§ SET TASK:
Repeat the records below exactly.

[Items from a data source]
= = = =
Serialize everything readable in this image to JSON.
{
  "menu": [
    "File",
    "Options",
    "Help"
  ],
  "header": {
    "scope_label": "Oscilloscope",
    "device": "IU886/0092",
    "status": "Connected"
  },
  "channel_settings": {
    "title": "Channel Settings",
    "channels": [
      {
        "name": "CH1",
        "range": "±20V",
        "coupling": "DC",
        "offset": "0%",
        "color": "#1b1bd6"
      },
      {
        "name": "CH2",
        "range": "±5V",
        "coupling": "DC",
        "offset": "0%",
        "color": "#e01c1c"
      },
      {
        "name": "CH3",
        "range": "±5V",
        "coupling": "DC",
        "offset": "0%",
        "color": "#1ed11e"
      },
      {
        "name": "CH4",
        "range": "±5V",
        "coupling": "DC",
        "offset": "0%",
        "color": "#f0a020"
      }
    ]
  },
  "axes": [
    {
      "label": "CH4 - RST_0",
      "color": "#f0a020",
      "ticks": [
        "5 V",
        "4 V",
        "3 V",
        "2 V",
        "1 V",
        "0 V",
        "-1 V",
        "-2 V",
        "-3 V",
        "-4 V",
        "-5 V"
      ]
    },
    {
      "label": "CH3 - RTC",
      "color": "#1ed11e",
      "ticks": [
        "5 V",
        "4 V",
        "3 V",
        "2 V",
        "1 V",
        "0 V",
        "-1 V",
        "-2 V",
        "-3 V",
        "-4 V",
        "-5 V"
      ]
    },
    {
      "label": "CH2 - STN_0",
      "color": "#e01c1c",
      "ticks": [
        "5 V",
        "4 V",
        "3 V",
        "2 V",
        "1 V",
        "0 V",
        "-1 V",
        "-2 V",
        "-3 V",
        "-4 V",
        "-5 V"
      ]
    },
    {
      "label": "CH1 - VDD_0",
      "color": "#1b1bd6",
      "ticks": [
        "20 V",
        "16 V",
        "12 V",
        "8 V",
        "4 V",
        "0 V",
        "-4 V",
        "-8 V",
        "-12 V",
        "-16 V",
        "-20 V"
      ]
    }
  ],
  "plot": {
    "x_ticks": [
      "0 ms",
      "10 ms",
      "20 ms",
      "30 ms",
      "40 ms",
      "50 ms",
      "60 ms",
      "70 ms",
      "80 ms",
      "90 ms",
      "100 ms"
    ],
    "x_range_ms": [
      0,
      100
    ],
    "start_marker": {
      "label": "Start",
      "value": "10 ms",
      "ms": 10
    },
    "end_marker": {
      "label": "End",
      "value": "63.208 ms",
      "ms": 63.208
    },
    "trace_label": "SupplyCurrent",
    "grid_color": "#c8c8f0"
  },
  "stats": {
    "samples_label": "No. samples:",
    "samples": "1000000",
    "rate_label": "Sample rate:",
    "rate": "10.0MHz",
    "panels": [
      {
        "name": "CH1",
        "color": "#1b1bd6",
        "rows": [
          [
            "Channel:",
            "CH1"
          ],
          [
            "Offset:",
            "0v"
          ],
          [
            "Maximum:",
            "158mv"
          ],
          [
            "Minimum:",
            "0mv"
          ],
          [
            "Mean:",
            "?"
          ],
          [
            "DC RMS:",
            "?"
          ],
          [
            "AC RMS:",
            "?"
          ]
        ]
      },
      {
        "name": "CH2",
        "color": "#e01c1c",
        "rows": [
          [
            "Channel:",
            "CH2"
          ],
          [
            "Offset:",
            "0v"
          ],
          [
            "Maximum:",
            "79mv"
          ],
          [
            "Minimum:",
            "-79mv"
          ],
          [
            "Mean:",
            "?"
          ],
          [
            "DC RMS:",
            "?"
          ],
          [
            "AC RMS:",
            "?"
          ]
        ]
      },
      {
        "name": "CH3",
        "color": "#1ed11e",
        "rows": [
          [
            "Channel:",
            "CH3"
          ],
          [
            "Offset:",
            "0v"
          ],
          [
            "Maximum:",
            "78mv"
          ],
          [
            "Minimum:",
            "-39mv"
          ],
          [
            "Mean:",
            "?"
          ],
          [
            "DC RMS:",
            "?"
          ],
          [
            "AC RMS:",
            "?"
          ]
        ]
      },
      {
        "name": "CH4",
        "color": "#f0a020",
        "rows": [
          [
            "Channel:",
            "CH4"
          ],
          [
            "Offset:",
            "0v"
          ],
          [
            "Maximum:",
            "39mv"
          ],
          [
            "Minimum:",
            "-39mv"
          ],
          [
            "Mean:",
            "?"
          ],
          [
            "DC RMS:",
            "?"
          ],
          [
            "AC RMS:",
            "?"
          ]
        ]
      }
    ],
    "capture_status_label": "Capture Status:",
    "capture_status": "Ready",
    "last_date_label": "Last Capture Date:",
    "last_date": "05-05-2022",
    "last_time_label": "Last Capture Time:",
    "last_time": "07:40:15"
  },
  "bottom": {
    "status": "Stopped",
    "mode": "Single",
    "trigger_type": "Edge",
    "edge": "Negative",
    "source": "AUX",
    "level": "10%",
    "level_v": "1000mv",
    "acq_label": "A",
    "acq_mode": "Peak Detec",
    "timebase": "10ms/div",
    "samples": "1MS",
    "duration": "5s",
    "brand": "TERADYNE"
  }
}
= = = =
§ TASK OUTPUT:
Serialize everything readable in this image to JSON.
{
  "menu": [
    "File",
    "Options",
    "Help"
  ],
  "header": {
    "scope_label": "Oscilloscope",
    "device": "IU886/0092",
    "status": "Connected"
  },
  "channel_settings": {
    "title": "Channel Settings",
    "channels": [
      {
        "name": "CH1",
        "range": "±20V",
        "coupling": "DC",
        "offset": "0%",
        "color": "#1b1bd6"
      },
      {
        "name": "CH2",
        "range": "±5V",
        "coupling": "DC",
        "offset": "0%",
        "color": "#e01c1c"
      },
      {
        "name": "CH3",
        "range": "±5V",
        "coupling": "DC",
        "offset": "0%",
        "color": "#1ed11e"
      },
      {
        "name": "CH4",
        "range": "±5V",
        "coupling": "DC",
        "offset": "0%",
        "color": "#f0a020"
      }
    ]
  },
  "axes": [
    {
      "label": "CH4 - RST_0",
      "color": "#f0a020",
      "ticks": [
        "5 V",
        "4 V",
        "3 V",
        "2 V",
        "1 V",
        "0 V",
        "-1 V",
        "-2 V",
        "-3 V",
        "-4 V",
        "-5 V"
      ]
    },
    {
      "label": "CH3 - RTC",
      "color": "#1ed11e",
      "ticks": [
        "5 V",
        "4 V",
        "3 V",
        "2 V",
        "1 V",
        "0 V",
        "-1 V",
        "-2 V",
        "-3 V",
        "-4 V",
        "-5 V"
      ]
    },
    {
      "label": "CH2 - STN_0",
      "color": "#e01c1c",
      "ticks": [
        "5 V",
        "4 V",
        "3 V",
        "2 V",
        "1 V",
        "0 V",
        "-1 V",
        "-2 V",
        "-3 V",
        "-4 V",
        "-5 V"
      ]
    },
    {
      "label": "CH1 - VDD_0",
      "color": "#1b1bd6",
      "ticks": [
        "20 V",
        "16 V",
        "12 V",
        "8 V",
        "4 V",
        "0 V",
        "-4 V",
        "-8 V",
        "-12 V",
        "-16 V",
        "-20 V"
      ]
    }
  ],
  "plot": {
    "x_ticks": [
      "0 ms",
      "10 ms",
      "20 ms",
      "30 ms",
      "40 ms",
      "50 ms",
      "60 ms",
      "70 ms",
      "80 ms",
      "90 ms",
      "100 ms"
    ],
    "x_range_ms": [
      0,
      100
    ],
    "start_marker": {
      "label": "Start",
      "value": "10 ms",
      "ms": 10
    },
    "end_marker": {
      "label": "End",
      "value": "63.208 ms",
      "ms": 63.208
    },
    "trace_label": "SupplyCurrent",
    "grid_color": "#c8c8f0"
  },
  "stats": {
    "samples_label": "No. samples:",
    "samples": "1000000",
    "rate_label": "Sample rate:",
    "rate": "10.0MHz",
    "panels": [
      {
        "name": "CH1",
        "color": "#1b1bd6",
        "rows": [
          [
            "Channel:",
            "CH1"
          ],
          [
            "Offset:",
            "0v"
          ],
          [
            "Maximum:",
            "158mv"
          ],
          [
            "Minimum:",
            "0mv"
          ],
          [
            "Mean:",
            "?"
          ],
          [
            "DC RMS:",
            "?"
          ],
          [
            "AC RMS:",
            "?"
          ]
        ]
      },
      {
        "name": "CH2",
        "color": "#e01c1c",
        "rows": [
          [
            "Channel:",
            "CH2"
          ],
          [
            "Offset:",
            "0v"
          ],
          [
            "Maximum:",
            "79mv"
          ],
          [
            "Minimum:",
            "-79mv"
          ],
          [
            "Mean:",
            "?"
          ],
          [
            "DC RMS:",
            "?"
          ],
          [
            "AC RMS:",
            "?"
          ]
        ]
      },
      {
        "name": "CH3",
        "color": "#1ed11e",
        "rows": [
          [
            "Channel:",
            "CH3"
          ],
          [
            "Offset:",
            "0v"
          ],
          [
            "Maximum:",
            "78mv"
          ],
          [
            "Minimum:",
            "-39mv"
          ],
          [
            "Mean:",
            "?"
          ],
          [
            "DC RMS:",
            "?"
          ],
          [
            "AC RMS:",
            "?"
          ]
        ]
      },
      {
        "name": "CH4",
        "color": "#f0a020",
        "rows": [
          [
            "Channel:",
            "CH4"
          ],
          [
            "Offset:",
            "0v"
          ],
          [
            "Maximum:",
            "39mv"
          ],
          [
            "Minimum:",
            "-39mv"
          ],
          [
            "Mean:",
            "?"
          ],
          [
            "DC RMS:",
            "?"
          ],
          [
            "AC RMS:",
            "?"
          ]
        ]
      }
    ],
    "capture_status_label": "Capture Status:",
    "capture_status": "Ready",
    "last_date_label": "Last Capture Date:",
    "last_date": "05-05-2022",
    "last_time_label": "Last Capture Time:",
    "last_time": "07:40:15"
  },
  "bottom": {
    "status": "Stopped",
    "mode": "Single",
    "trigger_type": "Edge",
    "edge": "Negative",
    "source": "AUX",
    "level": "10%",
    "level_v": "1000mv",
    "acq_label": "A",
    "acq_mode": "Peak Detec",
    "timebase": "10ms/div",
    "samples": "1MS",
    "duration": "5s",
    "brand": "TERADYNE"
  }
}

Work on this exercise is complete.